To be done: Check each line of the material below for "viedtālruni", then copy the ones that contain it.
————
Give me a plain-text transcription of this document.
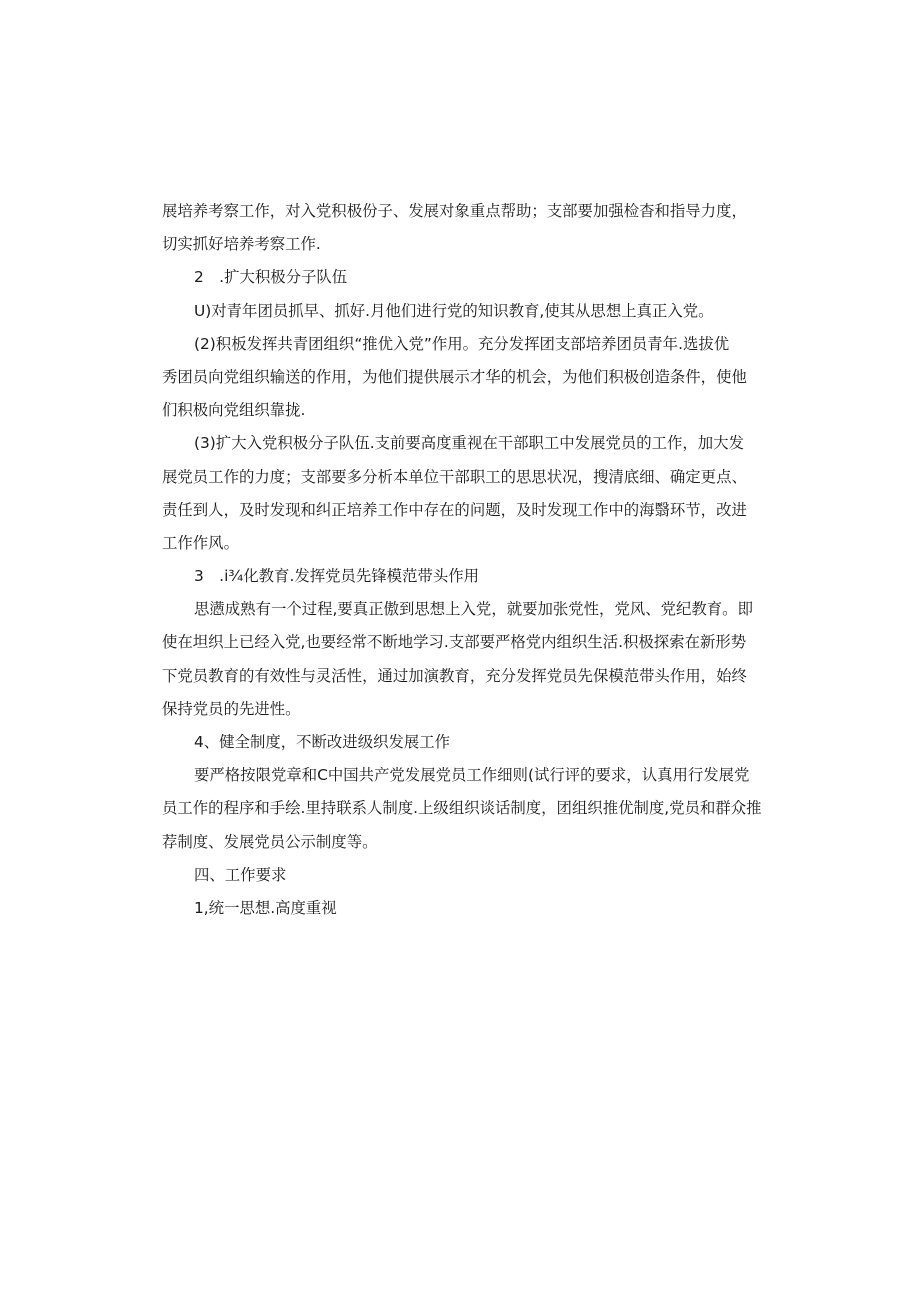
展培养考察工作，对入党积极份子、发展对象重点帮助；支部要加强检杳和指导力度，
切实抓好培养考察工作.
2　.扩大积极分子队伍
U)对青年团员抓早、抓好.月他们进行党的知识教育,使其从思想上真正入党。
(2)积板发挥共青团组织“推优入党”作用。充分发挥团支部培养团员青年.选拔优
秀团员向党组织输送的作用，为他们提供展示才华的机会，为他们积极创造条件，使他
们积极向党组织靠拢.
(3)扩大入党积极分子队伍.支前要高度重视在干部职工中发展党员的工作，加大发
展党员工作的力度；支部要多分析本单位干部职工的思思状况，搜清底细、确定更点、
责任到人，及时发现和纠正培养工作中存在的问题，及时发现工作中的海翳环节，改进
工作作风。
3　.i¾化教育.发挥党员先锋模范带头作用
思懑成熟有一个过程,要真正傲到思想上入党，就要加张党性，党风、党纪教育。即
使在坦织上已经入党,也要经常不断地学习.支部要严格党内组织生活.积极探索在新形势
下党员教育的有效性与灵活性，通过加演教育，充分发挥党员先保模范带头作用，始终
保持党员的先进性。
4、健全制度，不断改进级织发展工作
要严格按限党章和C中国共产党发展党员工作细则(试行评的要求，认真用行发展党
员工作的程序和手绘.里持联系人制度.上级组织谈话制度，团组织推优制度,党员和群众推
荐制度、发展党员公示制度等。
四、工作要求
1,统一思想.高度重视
————
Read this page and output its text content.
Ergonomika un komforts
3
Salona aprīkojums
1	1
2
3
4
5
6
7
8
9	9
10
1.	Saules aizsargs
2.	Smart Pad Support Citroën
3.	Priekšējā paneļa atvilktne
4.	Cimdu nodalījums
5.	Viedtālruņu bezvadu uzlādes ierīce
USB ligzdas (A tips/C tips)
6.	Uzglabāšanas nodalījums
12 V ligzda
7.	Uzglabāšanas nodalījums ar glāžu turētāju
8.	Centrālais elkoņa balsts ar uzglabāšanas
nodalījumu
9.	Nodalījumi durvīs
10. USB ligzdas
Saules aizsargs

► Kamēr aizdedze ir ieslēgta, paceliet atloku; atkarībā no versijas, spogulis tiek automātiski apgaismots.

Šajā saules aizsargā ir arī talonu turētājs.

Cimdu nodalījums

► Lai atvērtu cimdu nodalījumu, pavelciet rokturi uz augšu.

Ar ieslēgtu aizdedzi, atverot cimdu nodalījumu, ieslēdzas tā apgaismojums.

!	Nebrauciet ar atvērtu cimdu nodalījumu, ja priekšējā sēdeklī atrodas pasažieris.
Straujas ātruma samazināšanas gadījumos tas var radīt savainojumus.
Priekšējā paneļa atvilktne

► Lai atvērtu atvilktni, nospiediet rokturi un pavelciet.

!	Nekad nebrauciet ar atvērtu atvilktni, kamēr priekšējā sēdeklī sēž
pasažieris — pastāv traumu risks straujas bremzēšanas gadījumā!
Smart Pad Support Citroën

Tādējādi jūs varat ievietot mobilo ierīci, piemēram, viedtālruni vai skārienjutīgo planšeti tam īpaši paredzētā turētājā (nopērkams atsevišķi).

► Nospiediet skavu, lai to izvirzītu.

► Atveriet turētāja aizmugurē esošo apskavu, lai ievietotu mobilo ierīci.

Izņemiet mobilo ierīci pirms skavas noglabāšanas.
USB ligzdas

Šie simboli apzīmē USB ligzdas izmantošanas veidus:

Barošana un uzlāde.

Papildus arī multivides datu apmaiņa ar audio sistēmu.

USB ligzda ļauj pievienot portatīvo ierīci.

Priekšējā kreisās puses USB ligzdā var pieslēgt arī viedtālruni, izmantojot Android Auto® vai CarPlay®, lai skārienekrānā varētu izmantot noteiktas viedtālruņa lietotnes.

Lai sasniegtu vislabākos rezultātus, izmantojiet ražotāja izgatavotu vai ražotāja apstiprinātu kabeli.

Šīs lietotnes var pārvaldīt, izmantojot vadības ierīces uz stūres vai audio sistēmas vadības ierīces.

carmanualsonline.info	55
————
Solution to this problem:
Tādējādi jūs varat ievietot mobilo ierīci, piemēram, viedtālruni vai skārienjutīgo planšeti tam īpaši paredzētā turētājā (nopērkams atsevišķi).
Priekšējā kreisās puses USB ligzdā var pieslēgt arī viedtālruni, izmantojot Android Auto® vai CarPlay®, lai skārienekrānā varētu izmantot noteiktas viedtālruņa lietotnes.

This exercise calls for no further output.